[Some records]
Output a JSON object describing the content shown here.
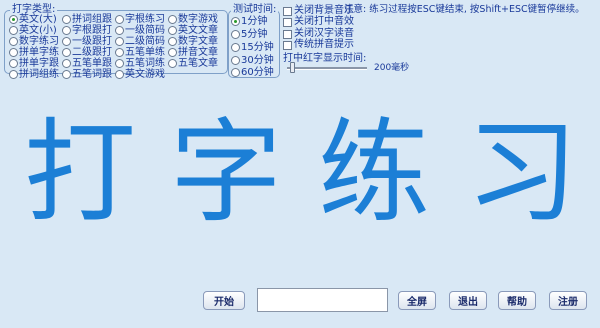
{
  "typing_type": {
    "title": "打字类型:",
    "options": [
      {
        "label": "英文(大)",
        "checked": true
      },
      {
        "label": "英文(小)",
        "checked": false
      },
      {
        "label": "数字练习",
        "checked": false
      },
      {
        "label": "拼单字练",
        "checked": false
      },
      {
        "label": "拼单字跟",
        "checked": false
      },
      {
        "label": "拼词组练",
        "checked": false
      },
      {
        "label": "拼词组跟",
        "checked": false
      },
      {
        "label": "字根跟打",
        "checked": false
      },
      {
        "label": "一级跟打",
        "checked": false
      },
      {
        "label": "二级跟打",
        "checked": false
      },
      {
        "label": "五笔单跟",
        "checked": false
      },
      {
        "label": "五笔词跟",
        "checked": false
      },
      {
        "label": "字根练习",
        "checked": false
      },
      {
        "label": "一级简码",
        "checked": false
      },
      {
        "label": "二级简码",
        "checked": false
      },
      {
        "label": "五笔单练",
        "checked": false
      },
      {
        "label": "五笔词练",
        "checked": false
      },
      {
        "label": "英文游戏",
        "checked": false
      },
      {
        "label": "数字游戏",
        "checked": false
      },
      {
        "label": "英文文章",
        "checked": false
      },
      {
        "label": "数字文章",
        "checked": false
      },
      {
        "label": "拼音文章",
        "checked": false
      },
      {
        "label": "五笔文章",
        "checked": false
      }
    ]
  },
  "test_time": {
    "title": "测试时间:",
    "options": [
      {
        "label": "1分钟",
        "checked": true
      },
      {
        "label": "5分钟",
        "checked": false
      },
      {
        "label": "15分钟",
        "checked": false
      },
      {
        "label": "30分钟",
        "checked": false
      },
      {
        "label": "60分钟",
        "checked": false
      }
    ]
  },
  "settings": [
    {
      "label": "关闭背景音乐"
    },
    {
      "label": "关闭打中音效"
    },
    {
      "label": "关闭汉字读音"
    },
    {
      "label": "传统拼音提示"
    }
  ],
  "note": "注意: 练习过程按ESC键结束, 按Shift+ESC键暂停继续。",
  "speed": {
    "label": "打中红字显示时间:",
    "value_text": "200毫秒"
  },
  "title_chars": [
    "打",
    "字",
    "练",
    "习"
  ],
  "input": {
    "value": ""
  },
  "buttons": {
    "start": "开始",
    "fullscreen": "全屏",
    "exit": "退出",
    "help": "帮助",
    "logout": "注册"
  }
}
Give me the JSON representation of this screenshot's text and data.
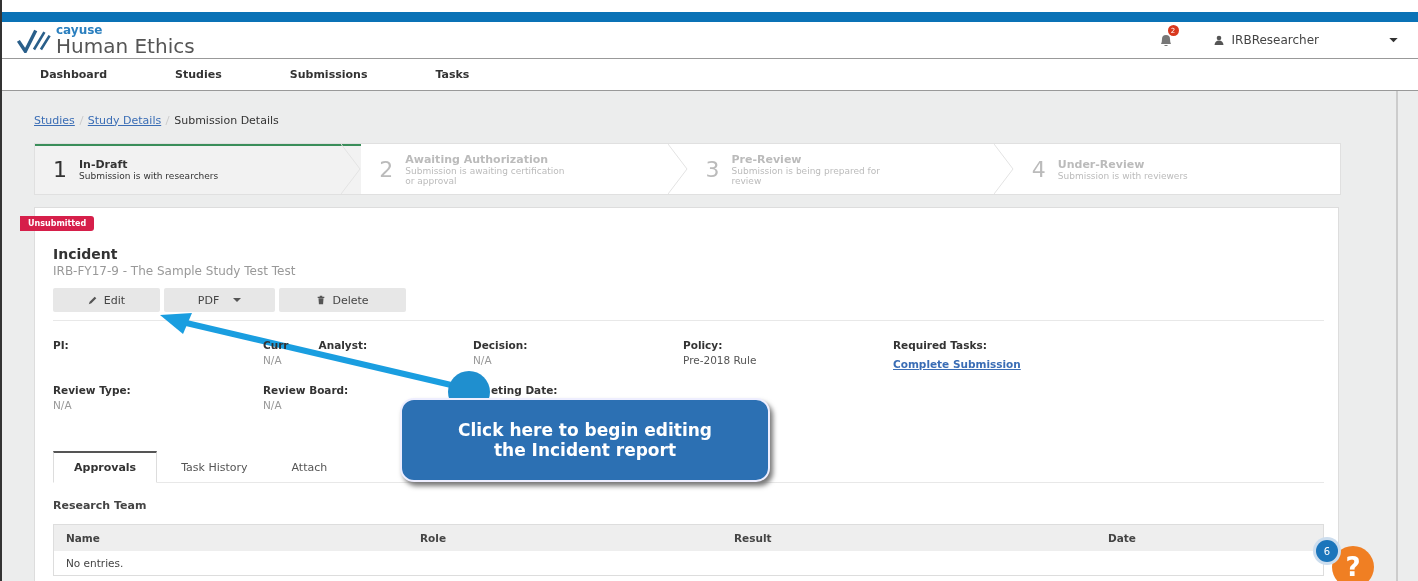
{
  "brand": {
    "company": "cayuse",
    "product": "Human Ethics"
  },
  "notifications": {
    "count": "2"
  },
  "user": {
    "name": "IRBResearcher"
  },
  "nav": [
    {
      "label": "Dashboard"
    },
    {
      "label": "Studies"
    },
    {
      "label": "Submissions"
    },
    {
      "label": "Tasks"
    }
  ],
  "breadcrumb": [
    {
      "label": "Studies",
      "kind": "link"
    },
    {
      "label": "Study Details",
      "kind": "link"
    },
    {
      "label": "Submission Details",
      "kind": "current"
    }
  ],
  "steps": [
    {
      "number": "1",
      "title": "In-Draft",
      "description": "Submission is with researchers",
      "selected": true
    },
    {
      "number": "2",
      "title": "Awaiting Authorization",
      "description": "Submission is awaiting certification or approval",
      "selected": false
    },
    {
      "number": "3",
      "title": "Pre-Review",
      "description": "Submission is being prepared for review",
      "selected": false
    },
    {
      "number": "4",
      "title": "Under-Review",
      "description": "Submission is with reviewers",
      "selected": false
    }
  ],
  "status": "Unsubmitted",
  "title": "Incident",
  "subtitle": "IRB-FY17-9 - The Sample Study Test Test",
  "actions": [
    {
      "label": "Edit",
      "kind": "edit"
    },
    {
      "label": "PDF",
      "kind": "dropdown"
    },
    {
      "label": "Delete",
      "kind": "delete"
    }
  ],
  "fields": [
    {
      "label": "PI:"
    },
    {
      "label": "Curr",
      "label_tail": "Analyst:",
      "value": "N/A"
    },
    {
      "label": "Decision:",
      "value": "N/A"
    },
    {
      "label": "Policy:",
      "value": "Pre-2018 Rule"
    },
    {
      "label": "Required Tasks:",
      "value": "Complete Submission",
      "kind": "link"
    },
    {
      "label": "Review Type:",
      "value": "N/A"
    },
    {
      "label": "Review Board:",
      "value": "N/A"
    },
    {
      "label": "eting Date:"
    }
  ],
  "tabs": [
    {
      "label": "Approvals",
      "selected": true
    },
    {
      "label": "Task History",
      "selected": false
    },
    {
      "label": "Attach",
      "selected": false
    }
  ],
  "section": "Research Team",
  "table": {
    "columns": [
      "Name",
      "Role",
      "Result",
      "Date"
    ],
    "empty": "No entries."
  },
  "callout": {
    "lines": [
      "Click here to begin editing",
      "the Incident report"
    ]
  },
  "help": {
    "count": "6",
    "symbol": "?"
  }
}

### Task
Exclude the images and reproduce the remaining data exactly.

### Solution for this exercise
Output a JSON object describing the content shown here.
{
  "typing_type": {
    "title": "打字类型:",
    "options": [
      {
        "label": "英文(大)",
        "checked": true
      },
      {
        "label": "英文(小)",
        "checked": false
      },
      {
        "label": "数字练习",
        "checked": false
      },
      {
        "label": "拼单字练",
        "checked": false
      },
      {
        "label": "拼单字跟",
        "checked": false
      },
      {
        "label": "拼词组练",
        "checked": false
      },
      {
        "label": "拼词组跟",
        "checked": false
      },
      {
        "label": "字根跟打",
        "checked": false
      },
      {
        "label": "一级跟打",
        "checked": false
      },
      {
        "label": "二级跟打",
        "checked": false
      },
      {
        "label": "五笔单跟",
        "checked": false
      },
      {
        "label": "五笔词跟",
        "checked": false
      },
      {
        "label": "字根练习",
        "checked": false
      },
      {
        "label": "一级简码",
        "checked": false
      },
      {
        "label": "二级简码",
        "checked": false
      },
      {
        "label": "五笔单练",
        "checked": false
      },
      {
        "label": "五笔词练",
        "checked": false
      },
      {
        "label": "英文游戏",
        "checked": false
      },
      {
        "label": "数字游戏",
        "checked": false
      },
      {
        "label": "英文文章",
        "checked": false
      },
      {
        "label": "数字文章",
        "checked": false
      },
      {
        "label": "拼音文章",
        "checked": false
      },
      {
        "label": "五笔文章",
        "checked": false
      }
    ]
  },
  "test_time": {
    "title": "测试时间:",
    "options": [
      {
        "label": "1分钟",
        "checked": true
      },
      {
        "label": "5分钟",
        "checked": false
      },
      {
        "label": "15分钟",
        "checked": false
      },
      {
        "label": "30分钟",
        "checked": false
      },
      {
        "label": "60分钟",
        "checked": false
      }
    ]
  },
  "settings": [
    {
      "label": "关闭背景音乐"
    },
    {
      "label": "关闭打中音效"
    },
    {
      "label": "关闭汉字读音"
    },
    {
      "label": "传统拼音提示"
    }
  ],
  "note": "注意: 练习过程按ESC键结束, 按Shift+ESC键暂停继续。",
  "speed": {
    "label": "打中红字显示时间:",
    "value_text": "200毫秒"
  },
  "title_chars": [
    "打",
    "字",
    "练",
    "习"
  ],
  "input": {
    "value": ""
  },
  "buttons": {
    "start": "开始",
    "fullscreen": "全屏",
    "exit": "退出",
    "help": "帮助",
    "logout": "注册"
  }
}
Give me the JSON representation of this screenshot's text and data.
{
  "brand": {
    "company": "cayuse",
    "product": "Human Ethics"
  },
  "notifications": {
    "count": "2"
  },
  "user": {
    "name": "IRBResearcher"
  },
  "nav": [
    {
      "label": "Dashboard"
    },
    {
      "label": "Studies"
    },
    {
      "label": "Submissions"
    },
    {
      "label": "Tasks"
    }
  ],
  "breadcrumb": [
    {
      "label": "Studies",
      "kind": "link"
    },
    {
      "label": "Study Details",
      "kind": "link"
    },
    {
      "label": "Submission Details",
      "kind": "current"
    }
  ],
  "steps": [
    {
      "number": "1",
      "title": "In-Draft",
      "description": "Submission is with researchers",
      "selected": true
    },
    {
      "number": "2",
      "title": "Awaiting Authorization",
      "description": "Submission is awaiting certification or approval",
      "selected": false
    },
    {
      "number": "3",
      "title": "Pre-Review",
      "description": "Submission is being prepared for review",
      "selected": false
    },
    {
      "number": "4",
      "title": "Under-Review",
      "description": "Submission is with reviewers",
      "selected": false
    }
  ],
  "status": "Unsubmitted",
  "title": "Incident",
  "subtitle": "IRB-FY17-9 - The Sample Study Test Test",
  "actions": [
    {
      "label": "Edit",
      "kind": "edit"
    },
    {
      "label": "PDF",
      "kind": "dropdown"
    },
    {
      "label": "Delete",
      "kind": "delete"
    }
  ],
  "fields": [
    {
      "label": "PI:"
    },
    {
      "label": "Curr",
      "label_tail": "Analyst:",
      "value": "N/A"
    },
    {
      "label": "Decision:",
      "value": "N/A"
    },
    {
      "label": "Policy:",
      "value": "Pre-2018 Rule"
    },
    {
      "label": "Required Tasks:",
      "value": "Complete Submission",
      "kind": "link"
    },
    {
      "label": "Review Type:",
      "value": "N/A"
    },
    {
      "label": "Review Board:",
      "value": "N/A"
    },
    {
      "label": "eting Date:"
    }
  ],
  "tabs": [
    {
      "label": "Approvals",
      "selected": true
    },
    {
      "label": "Task History",
      "selected": false
    },
    {
      "label": "Attach",
      "selected": false
    }
  ],
  "section": "Research Team",
  "table": {
    "columns": [
      "Name",
      "Role",
      "Result",
      "Date"
    ],
    "empty": "No entries."
  },
  "callout": {
    "lines": [
      "Click here to begin editing",
      "the Incident report"
    ]
  },
  "help": {
    "count": "6",
    "symbol": "?"
  }
}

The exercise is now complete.